Stated task:
Go through the listing below and list every line with "data".

Extracted entries:
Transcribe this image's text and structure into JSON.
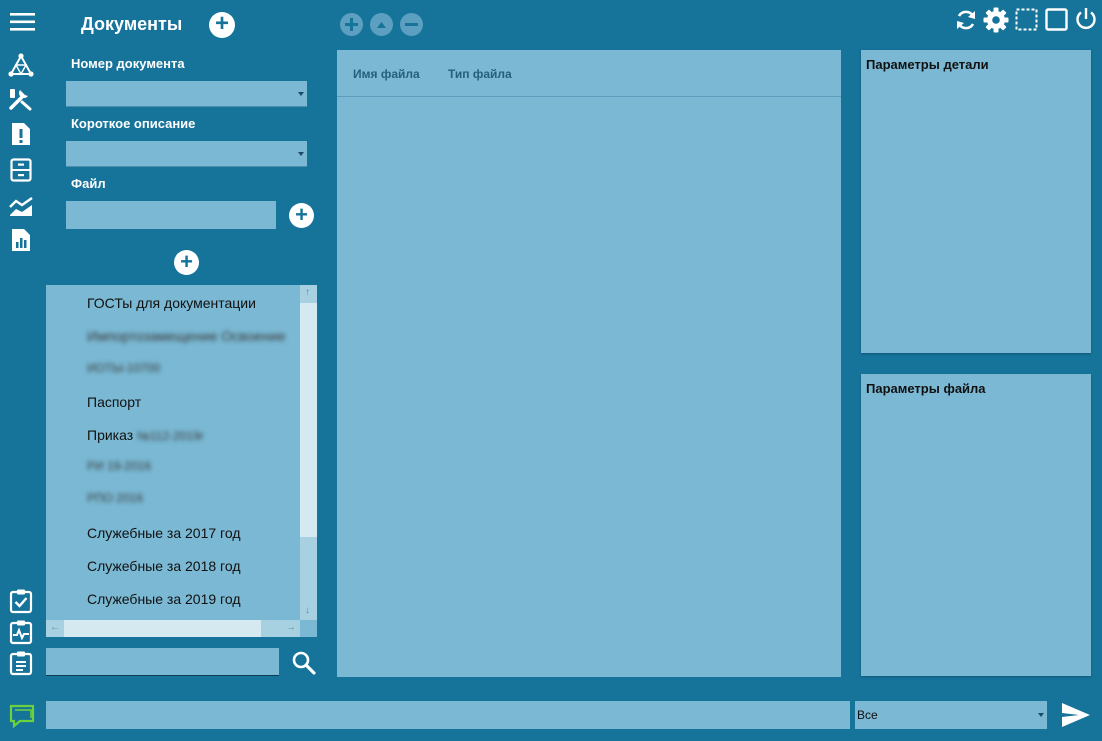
{
  "app": {
    "title": "Документы"
  },
  "form": {
    "doc_number_label": "Номер документа",
    "doc_number_value": "",
    "short_desc_label": "Короткое описание",
    "short_desc_value": "",
    "file_label": "Файл",
    "file_value": ""
  },
  "list": {
    "items": [
      {
        "label": "ГОСТы для документации",
        "blurred": false
      },
      {
        "label": "Импортозамещение Освоение",
        "blurred": true
      },
      {
        "label": "ИОТЫ-10700",
        "blurred": true
      },
      {
        "label": "Паспорт",
        "blurred": false
      },
      {
        "label": "Приказ",
        "suffix": "№112-2019г",
        "blurred": false
      },
      {
        "label": "РИ 19-2016",
        "blurred": true
      },
      {
        "label": "РПО 2016",
        "blurred": true
      },
      {
        "label": "Служебные за 2017 год",
        "blurred": false
      },
      {
        "label": "Служебные за 2018 год",
        "blurred": false
      },
      {
        "label": "Служебные за 2019 год",
        "blurred": false
      }
    ]
  },
  "search": {
    "value": ""
  },
  "table": {
    "col_filename": "Имя файла",
    "col_filetype": "Тип файла"
  },
  "panels": {
    "detail_params": "Параметры детали",
    "file_params": "Параметры файла"
  },
  "bottom": {
    "chat_value": "",
    "filter_value": "Все"
  },
  "colors": {
    "background": "#16739a",
    "panel": "#7ab8d3",
    "chat_icon": "#6bd13c"
  },
  "icons": {
    "menu": "hamburger-icon",
    "refresh": "refresh-icon",
    "settings": "gear-icon",
    "select_area": "dashed-square-icon",
    "window": "square-icon",
    "power": "power-icon",
    "send": "send-icon",
    "search": "search-icon",
    "chat": "chat-icon"
  }
}
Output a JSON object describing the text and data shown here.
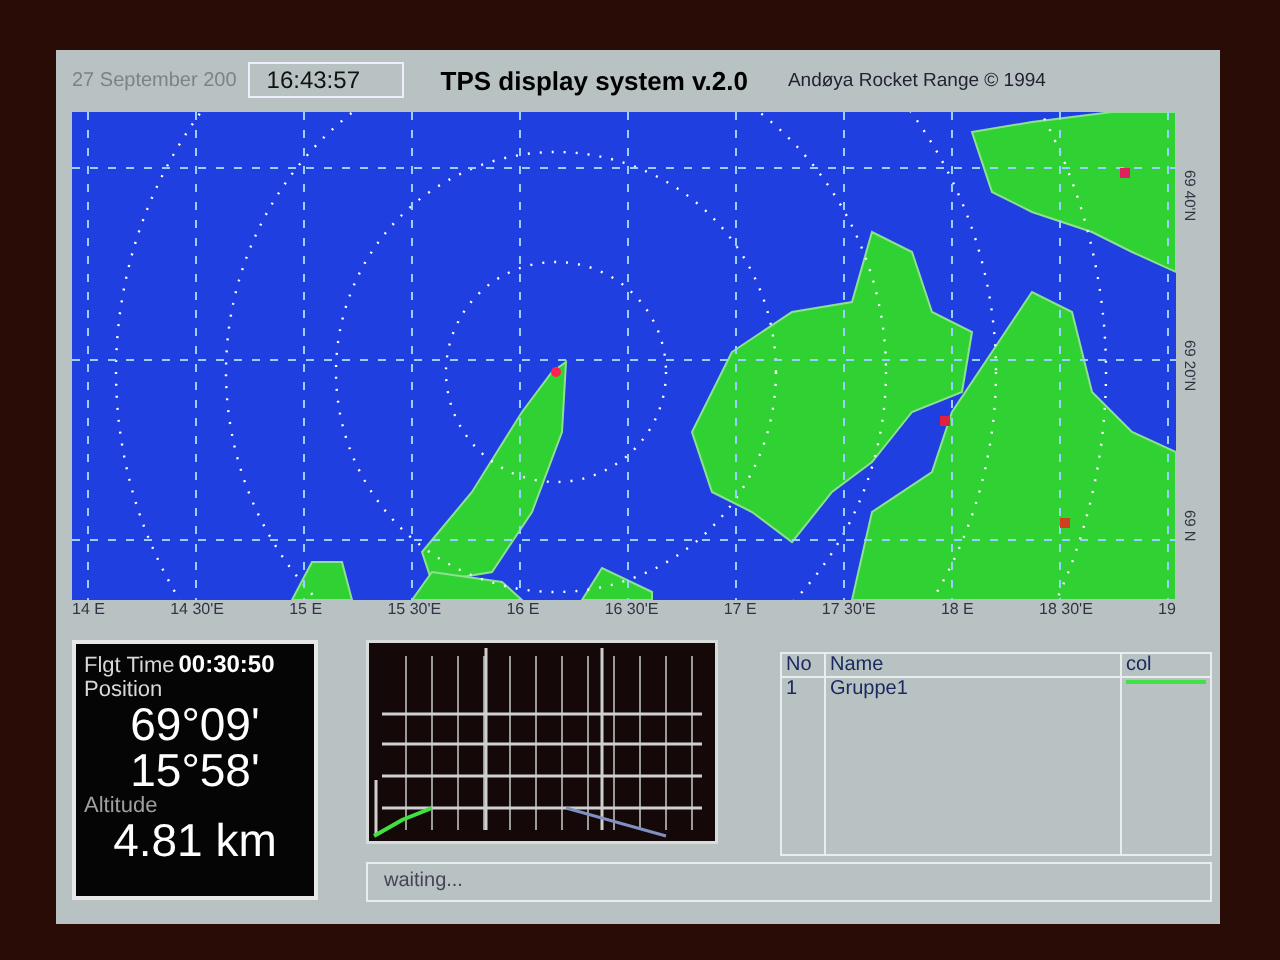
{
  "header": {
    "date": "27 September 200",
    "clock": "16:43:57",
    "title": "TPS display system v.2.0",
    "credit": "Andøya Rocket Range © 1994"
  },
  "map": {
    "longitude_labels": [
      "14 E",
      "14 30'E",
      "15 E",
      "15 30'E",
      "16 E",
      "16 30'E",
      "17 E",
      "17 30'E",
      "18 E",
      "18 30'E",
      "19"
    ],
    "latitude_labels": [
      "69 40'N",
      "69 20'N",
      "69 N"
    ]
  },
  "flight_info": {
    "flight_time_label": "Flgt Time",
    "flight_time": "00:30:50",
    "position_label": "Position",
    "latitude": "69°09'",
    "longitude": "15°58'",
    "altitude_label": "Altitude",
    "altitude": "4.81 km"
  },
  "status": {
    "value": "waiting..."
  },
  "table": {
    "columns": [
      "No",
      "Name",
      "col"
    ],
    "rows": [
      {
        "no": "1",
        "name": "Gruppe1",
        "color": "#44e04a"
      }
    ]
  }
}
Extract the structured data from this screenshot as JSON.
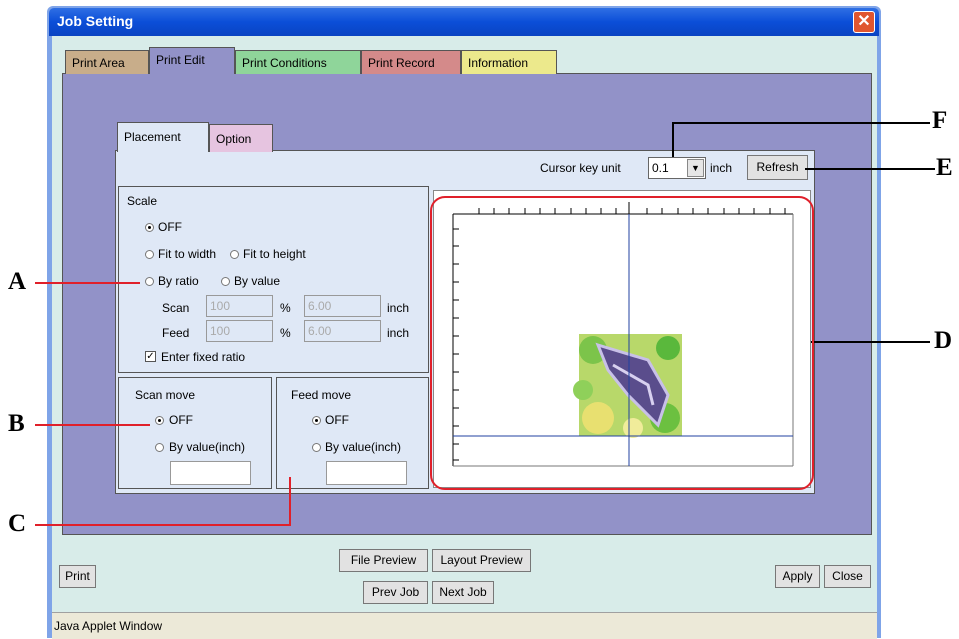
{
  "window": {
    "title": "Job Setting",
    "close_glyph": "✕",
    "status": "Java Applet Window"
  },
  "tabs": [
    "Print Area",
    "Print Edit",
    "Print Conditions",
    "Print Record",
    "Information"
  ],
  "subtabs": [
    "Placement",
    "Option"
  ],
  "cursor": {
    "label": "Cursor key unit",
    "value": "0.1",
    "unit": "inch",
    "refresh_label": "Refresh"
  },
  "scale": {
    "title": "Scale",
    "off": "OFF",
    "fit_width": "Fit to width",
    "fit_height": "Fit to height",
    "by_ratio": "By ratio",
    "by_value": "By value",
    "scan_label": "Scan",
    "scan_percent": "100",
    "scan_inch": "6.00",
    "feed_label": "Feed",
    "feed_percent": "100",
    "feed_inch": "6.00",
    "percent_unit": "%",
    "inch_unit": "inch",
    "fixed_ratio": "Enter fixed ratio"
  },
  "scan_move": {
    "title": "Scan move",
    "off": "OFF",
    "by_value": "By value(inch)"
  },
  "feed_move": {
    "title": "Feed move",
    "off": "OFF",
    "by_value": "By value(inch)"
  },
  "buttons": {
    "print": "Print",
    "file_preview": "File Preview",
    "layout_preview": "Layout Preview",
    "prev_job": "Prev Job",
    "next_job": "Next Job",
    "apply": "Apply",
    "close": "Close"
  },
  "callouts": {
    "a": "A",
    "b": "B",
    "c": "C",
    "d": "D",
    "e": "E",
    "f": "F"
  },
  "colors": {
    "callout_line": "#e0202a",
    "panel": "#9292c8",
    "guide": "#2040a0"
  }
}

Result:
Output a JSON object describing the text and data shown here.
Extract the structured data from this screenshot as JSON.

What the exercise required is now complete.